§ Instructions for the task
Produce a verbatim copy of the entries listed below.

§ Excerpt from a dataset
------
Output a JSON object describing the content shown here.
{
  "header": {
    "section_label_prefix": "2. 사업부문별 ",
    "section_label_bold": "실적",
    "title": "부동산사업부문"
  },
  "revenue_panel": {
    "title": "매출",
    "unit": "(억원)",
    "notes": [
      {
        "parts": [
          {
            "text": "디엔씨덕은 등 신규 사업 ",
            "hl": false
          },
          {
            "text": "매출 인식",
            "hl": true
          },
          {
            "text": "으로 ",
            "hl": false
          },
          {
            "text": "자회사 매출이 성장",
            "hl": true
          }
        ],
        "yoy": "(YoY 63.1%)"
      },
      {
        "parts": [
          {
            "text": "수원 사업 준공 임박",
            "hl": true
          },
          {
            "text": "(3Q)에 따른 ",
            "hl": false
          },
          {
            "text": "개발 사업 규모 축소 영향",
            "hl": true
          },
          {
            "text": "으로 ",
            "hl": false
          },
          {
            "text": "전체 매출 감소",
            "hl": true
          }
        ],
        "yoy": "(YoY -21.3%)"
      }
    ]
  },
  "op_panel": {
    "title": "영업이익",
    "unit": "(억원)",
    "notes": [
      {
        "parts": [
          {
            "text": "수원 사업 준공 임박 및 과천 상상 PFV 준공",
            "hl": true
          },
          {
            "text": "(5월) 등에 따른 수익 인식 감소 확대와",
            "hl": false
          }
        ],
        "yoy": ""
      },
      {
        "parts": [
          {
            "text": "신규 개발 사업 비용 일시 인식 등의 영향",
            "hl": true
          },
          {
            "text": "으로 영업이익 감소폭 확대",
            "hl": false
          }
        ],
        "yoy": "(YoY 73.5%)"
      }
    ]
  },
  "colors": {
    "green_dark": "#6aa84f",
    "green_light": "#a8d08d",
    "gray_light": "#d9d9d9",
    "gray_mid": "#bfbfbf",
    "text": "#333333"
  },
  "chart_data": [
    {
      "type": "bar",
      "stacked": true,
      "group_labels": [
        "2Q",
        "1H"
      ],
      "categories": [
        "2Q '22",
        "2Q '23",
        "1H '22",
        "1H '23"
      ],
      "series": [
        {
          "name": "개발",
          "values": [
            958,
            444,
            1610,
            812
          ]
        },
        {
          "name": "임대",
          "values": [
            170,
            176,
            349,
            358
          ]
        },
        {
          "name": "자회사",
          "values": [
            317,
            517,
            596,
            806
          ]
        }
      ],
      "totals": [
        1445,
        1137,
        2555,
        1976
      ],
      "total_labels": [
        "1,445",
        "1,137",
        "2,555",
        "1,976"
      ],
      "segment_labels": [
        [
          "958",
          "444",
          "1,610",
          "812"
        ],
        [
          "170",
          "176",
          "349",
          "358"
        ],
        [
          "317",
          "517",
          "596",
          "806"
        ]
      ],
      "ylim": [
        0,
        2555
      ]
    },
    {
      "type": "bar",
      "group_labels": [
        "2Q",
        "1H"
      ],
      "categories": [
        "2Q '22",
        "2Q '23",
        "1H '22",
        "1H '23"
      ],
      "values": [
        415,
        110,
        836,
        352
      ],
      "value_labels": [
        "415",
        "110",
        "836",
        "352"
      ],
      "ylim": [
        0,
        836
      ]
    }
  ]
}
------
§ Response
Output a JSON object describing the content shown here.
{
  "header": {
    "section_label_prefix": "2. 사업부문별 ",
    "section_label_bold": "실적",
    "title": "부동산사업부문"
  },
  "revenue_panel": {
    "title": "매출",
    "unit": "(억원)",
    "notes": [
      {
        "parts": [
          {
            "text": "디엔씨덕은 등 신규 사업 ",
            "hl": false
          },
          {
            "text": "매출 인식",
            "hl": true
          },
          {
            "text": "으로 ",
            "hl": false
          },
          {
            "text": "자회사 매출이 성장",
            "hl": true
          }
        ],
        "yoy": "(YoY 63.1%)"
      },
      {
        "parts": [
          {
            "text": "수원 사업 준공 임박",
            "hl": true
          },
          {
            "text": "(3Q)에 따른 ",
            "hl": false
          },
          {
            "text": "개발 사업 규모 축소 영향",
            "hl": true
          },
          {
            "text": "으로 ",
            "hl": false
          },
          {
            "text": "전체 매출 감소",
            "hl": true
          }
        ],
        "yoy": "(YoY -21.3%)"
      }
    ]
  },
  "op_panel": {
    "title": "영업이익",
    "unit": "(억원)",
    "notes": [
      {
        "parts": [
          {
            "text": "수원 사업 준공 임박 및 과천 상상 PFV 준공",
            "hl": true
          },
          {
            "text": "(5월) 등에 따른 수익 인식 감소 확대와",
            "hl": false
          }
        ],
        "yoy": ""
      },
      {
        "parts": [
          {
            "text": "신규 개발 사업 비용 일시 인식 등의 영향",
            "hl": true
          },
          {
            "text": "으로 영업이익 감소폭 확대",
            "hl": false
          }
        ],
        "yoy": "(YoY 73.5%)"
      }
    ]
  },
  "colors": {
    "green_dark": "#6aa84f",
    "green_light": "#a8d08d",
    "gray_light": "#d9d9d9",
    "gray_mid": "#bfbfbf",
    "text": "#333333"
  },
  "chart_data": [
    {
      "type": "bar",
      "stacked": true,
      "group_labels": [
        "2Q",
        "1H"
      ],
      "categories": [
        "2Q '22",
        "2Q '23",
        "1H '22",
        "1H '23"
      ],
      "series": [
        {
          "name": "개발",
          "values": [
            958,
            444,
            1610,
            812
          ]
        },
        {
          "name": "임대",
          "values": [
            170,
            176,
            349,
            358
          ]
        },
        {
          "name": "자회사",
          "values": [
            317,
            517,
            596,
            806
          ]
        }
      ],
      "totals": [
        1445,
        1137,
        2555,
        1976
      ],
      "total_labels": [
        "1,445",
        "1,137",
        "2,555",
        "1,976"
      ],
      "segment_labels": [
        [
          "958",
          "444",
          "1,610",
          "812"
        ],
        [
          "170",
          "176",
          "349",
          "358"
        ],
        [
          "317",
          "517",
          "596",
          "806"
        ]
      ],
      "ylim": [
        0,
        2555
      ]
    },
    {
      "type": "bar",
      "group_labels": [
        "2Q",
        "1H"
      ],
      "categories": [
        "2Q '22",
        "2Q '23",
        "1H '22",
        "1H '23"
      ],
      "values": [
        415,
        110,
        836,
        352
      ],
      "value_labels": [
        "415",
        "110",
        "836",
        "352"
      ],
      "ylim": [
        0,
        836
      ]
    }
  ]
}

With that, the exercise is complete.